Stated goal
Among the lines below, list those containing the string "change".

Records for the exercise
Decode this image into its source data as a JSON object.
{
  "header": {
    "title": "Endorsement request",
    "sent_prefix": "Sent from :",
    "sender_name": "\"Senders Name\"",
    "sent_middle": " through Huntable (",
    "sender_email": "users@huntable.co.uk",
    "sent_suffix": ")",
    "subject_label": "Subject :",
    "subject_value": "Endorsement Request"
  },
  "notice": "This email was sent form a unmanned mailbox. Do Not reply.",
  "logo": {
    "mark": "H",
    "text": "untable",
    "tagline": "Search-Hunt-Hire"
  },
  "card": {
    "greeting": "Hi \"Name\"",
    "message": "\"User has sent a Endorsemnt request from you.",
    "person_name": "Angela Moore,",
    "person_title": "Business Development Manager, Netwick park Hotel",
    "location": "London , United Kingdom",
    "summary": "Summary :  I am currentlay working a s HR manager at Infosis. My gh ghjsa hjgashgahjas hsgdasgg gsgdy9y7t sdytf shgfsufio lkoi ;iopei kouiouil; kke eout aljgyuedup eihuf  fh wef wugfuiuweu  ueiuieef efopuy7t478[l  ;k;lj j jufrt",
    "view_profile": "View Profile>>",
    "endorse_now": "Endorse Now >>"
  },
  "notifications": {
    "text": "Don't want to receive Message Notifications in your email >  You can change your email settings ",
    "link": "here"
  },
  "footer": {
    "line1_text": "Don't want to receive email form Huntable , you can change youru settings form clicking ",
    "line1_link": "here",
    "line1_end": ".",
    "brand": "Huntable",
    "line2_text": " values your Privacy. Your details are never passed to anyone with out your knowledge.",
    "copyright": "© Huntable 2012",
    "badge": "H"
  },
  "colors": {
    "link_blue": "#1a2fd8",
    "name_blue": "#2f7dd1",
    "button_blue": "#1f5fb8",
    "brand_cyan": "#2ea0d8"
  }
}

Solved problem
    "text": "Don't want to receive Message Notifications in your email >  You can change your email settings ",
    "line1_text": "Don't want to receive email form Huntable , you can change youru settings form clicking ",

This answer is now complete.